--- START OF Working data ---
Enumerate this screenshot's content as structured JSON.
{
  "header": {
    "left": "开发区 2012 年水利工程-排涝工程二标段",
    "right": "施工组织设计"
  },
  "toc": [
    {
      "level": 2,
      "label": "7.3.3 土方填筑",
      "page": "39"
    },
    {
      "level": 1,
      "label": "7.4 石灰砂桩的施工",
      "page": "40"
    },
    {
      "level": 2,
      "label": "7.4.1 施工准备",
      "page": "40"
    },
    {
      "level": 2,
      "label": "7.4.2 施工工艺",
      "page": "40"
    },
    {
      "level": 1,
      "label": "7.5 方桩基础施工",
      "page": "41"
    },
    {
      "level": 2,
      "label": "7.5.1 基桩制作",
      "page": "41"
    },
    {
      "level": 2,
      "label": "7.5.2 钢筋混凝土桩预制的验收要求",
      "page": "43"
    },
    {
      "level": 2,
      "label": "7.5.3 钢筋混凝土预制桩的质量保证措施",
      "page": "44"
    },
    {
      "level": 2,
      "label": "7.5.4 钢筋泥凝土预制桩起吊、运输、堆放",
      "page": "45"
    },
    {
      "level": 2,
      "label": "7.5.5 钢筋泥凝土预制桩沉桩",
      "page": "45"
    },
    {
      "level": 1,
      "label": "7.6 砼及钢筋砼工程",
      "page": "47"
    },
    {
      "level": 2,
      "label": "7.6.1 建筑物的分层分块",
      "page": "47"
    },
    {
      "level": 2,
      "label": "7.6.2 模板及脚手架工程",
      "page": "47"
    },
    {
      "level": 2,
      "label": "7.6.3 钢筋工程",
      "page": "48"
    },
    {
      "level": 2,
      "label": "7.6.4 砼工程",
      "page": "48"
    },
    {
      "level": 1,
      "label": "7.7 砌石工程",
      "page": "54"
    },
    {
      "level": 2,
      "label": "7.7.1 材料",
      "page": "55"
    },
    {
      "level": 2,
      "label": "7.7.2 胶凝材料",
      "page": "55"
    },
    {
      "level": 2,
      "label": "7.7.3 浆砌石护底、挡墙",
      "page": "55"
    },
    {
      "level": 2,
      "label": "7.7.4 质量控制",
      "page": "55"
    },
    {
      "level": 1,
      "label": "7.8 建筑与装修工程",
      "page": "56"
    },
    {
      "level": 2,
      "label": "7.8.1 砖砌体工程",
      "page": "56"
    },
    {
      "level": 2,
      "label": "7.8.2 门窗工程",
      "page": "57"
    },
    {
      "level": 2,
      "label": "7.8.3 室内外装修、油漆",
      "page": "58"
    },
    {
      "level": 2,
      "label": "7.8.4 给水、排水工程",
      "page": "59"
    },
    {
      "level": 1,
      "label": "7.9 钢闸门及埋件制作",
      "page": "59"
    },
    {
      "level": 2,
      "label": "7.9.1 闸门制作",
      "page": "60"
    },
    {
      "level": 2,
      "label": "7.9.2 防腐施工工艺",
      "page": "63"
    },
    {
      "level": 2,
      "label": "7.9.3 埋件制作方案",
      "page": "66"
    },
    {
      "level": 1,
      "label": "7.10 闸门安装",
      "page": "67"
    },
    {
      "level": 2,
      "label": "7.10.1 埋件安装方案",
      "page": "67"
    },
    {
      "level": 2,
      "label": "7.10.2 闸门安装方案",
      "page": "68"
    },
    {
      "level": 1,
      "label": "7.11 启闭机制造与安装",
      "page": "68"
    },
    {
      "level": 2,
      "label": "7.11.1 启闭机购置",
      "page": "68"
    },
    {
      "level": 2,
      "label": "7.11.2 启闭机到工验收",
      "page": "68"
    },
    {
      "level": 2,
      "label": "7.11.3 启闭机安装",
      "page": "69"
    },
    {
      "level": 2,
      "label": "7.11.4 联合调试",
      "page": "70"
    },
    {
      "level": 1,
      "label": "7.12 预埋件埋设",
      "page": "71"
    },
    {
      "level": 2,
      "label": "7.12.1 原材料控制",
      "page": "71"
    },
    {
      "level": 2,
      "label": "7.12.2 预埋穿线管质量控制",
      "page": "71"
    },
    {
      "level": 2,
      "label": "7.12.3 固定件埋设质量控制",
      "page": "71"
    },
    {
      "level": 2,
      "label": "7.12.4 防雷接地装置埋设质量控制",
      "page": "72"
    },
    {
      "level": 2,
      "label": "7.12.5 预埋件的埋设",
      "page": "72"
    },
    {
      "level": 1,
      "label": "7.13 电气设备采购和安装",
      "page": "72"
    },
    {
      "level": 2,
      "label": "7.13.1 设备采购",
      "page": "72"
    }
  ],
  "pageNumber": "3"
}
--- END OF Working data ---
→ Exercise task: Restate every entry word for word.

→ Solution to this problem:
Enumerate this screenshot's content as structured JSON.
{
  "header": {
    "left": "开发区 2012 年水利工程-排涝工程二标段",
    "right": "施工组织设计"
  },
  "toc": [
    {
      "level": 2,
      "label": "7.3.3 土方填筑",
      "page": "39"
    },
    {
      "level": 1,
      "label": "7.4 石灰砂桩的施工",
      "page": "40"
    },
    {
      "level": 2,
      "label": "7.4.1 施工准备",
      "page": "40"
    },
    {
      "level": 2,
      "label": "7.4.2 施工工艺",
      "page": "40"
    },
    {
      "level": 1,
      "label": "7.5 方桩基础施工",
      "page": "41"
    },
    {
      "level": 2,
      "label": "7.5.1 基桩制作",
      "page": "41"
    },
    {
      "level": 2,
      "label": "7.5.2 钢筋混凝土桩预制的验收要求",
      "page": "43"
    },
    {
      "level": 2,
      "label": "7.5.3 钢筋混凝土预制桩的质量保证措施",
      "page": "44"
    },
    {
      "level": 2,
      "label": "7.5.4 钢筋泥凝土预制桩起吊、运输、堆放",
      "page": "45"
    },
    {
      "level": 2,
      "label": "7.5.5 钢筋泥凝土预制桩沉桩",
      "page": "45"
    },
    {
      "level": 1,
      "label": "7.6 砼及钢筋砼工程",
      "page": "47"
    },
    {
      "level": 2,
      "label": "7.6.1 建筑物的分层分块",
      "page": "47"
    },
    {
      "level": 2,
      "label": "7.6.2 模板及脚手架工程",
      "page": "47"
    },
    {
      "level": 2,
      "label": "7.6.3 钢筋工程",
      "page": "48"
    },
    {
      "level": 2,
      "label": "7.6.4 砼工程",
      "page": "48"
    },
    {
      "level": 1,
      "label": "7.7 砌石工程",
      "page": "54"
    },
    {
      "level": 2,
      "label": "7.7.1 材料",
      "page": "55"
    },
    {
      "level": 2,
      "label": "7.7.2 胶凝材料",
      "page": "55"
    },
    {
      "level": 2,
      "label": "7.7.3 浆砌石护底、挡墙",
      "page": "55"
    },
    {
      "level": 2,
      "label": "7.7.4 质量控制",
      "page": "55"
    },
    {
      "level": 1,
      "label": "7.8 建筑与装修工程",
      "page": "56"
    },
    {
      "level": 2,
      "label": "7.8.1 砖砌体工程",
      "page": "56"
    },
    {
      "level": 2,
      "label": "7.8.2 门窗工程",
      "page": "57"
    },
    {
      "level": 2,
      "label": "7.8.3 室内外装修、油漆",
      "page": "58"
    },
    {
      "level": 2,
      "label": "7.8.4 给水、排水工程",
      "page": "59"
    },
    {
      "level": 1,
      "label": "7.9 钢闸门及埋件制作",
      "page": "59"
    },
    {
      "level": 2,
      "label": "7.9.1 闸门制作",
      "page": "60"
    },
    {
      "level": 2,
      "label": "7.9.2 防腐施工工艺",
      "page": "63"
    },
    {
      "level": 2,
      "label": "7.9.3 埋件制作方案",
      "page": "66"
    },
    {
      "level": 1,
      "label": "7.10 闸门安装",
      "page": "67"
    },
    {
      "level": 2,
      "label": "7.10.1 埋件安装方案",
      "page": "67"
    },
    {
      "level": 2,
      "label": "7.10.2 闸门安装方案",
      "page": "68"
    },
    {
      "level": 1,
      "label": "7.11 启闭机制造与安装",
      "page": "68"
    },
    {
      "level": 2,
      "label": "7.11.1 启闭机购置",
      "page": "68"
    },
    {
      "level": 2,
      "label": "7.11.2 启闭机到工验收",
      "page": "68"
    },
    {
      "level": 2,
      "label": "7.11.3 启闭机安装",
      "page": "69"
    },
    {
      "level": 2,
      "label": "7.11.4 联合调试",
      "page": "70"
    },
    {
      "level": 1,
      "label": "7.12 预埋件埋设",
      "page": "71"
    },
    {
      "level": 2,
      "label": "7.12.1 原材料控制",
      "page": "71"
    },
    {
      "level": 2,
      "label": "7.12.2 预埋穿线管质量控制",
      "page": "71"
    },
    {
      "level": 2,
      "label": "7.12.3 固定件埋设质量控制",
      "page": "71"
    },
    {
      "level": 2,
      "label": "7.12.4 防雷接地装置埋设质量控制",
      "page": "72"
    },
    {
      "level": 2,
      "label": "7.12.5 预埋件的埋设",
      "page": "72"
    },
    {
      "level": 1,
      "label": "7.13 电气设备采购和安装",
      "page": "72"
    },
    {
      "level": 2,
      "label": "7.13.1 设备采购",
      "page": "72"
    }
  ],
  "pageNumber": "3"
}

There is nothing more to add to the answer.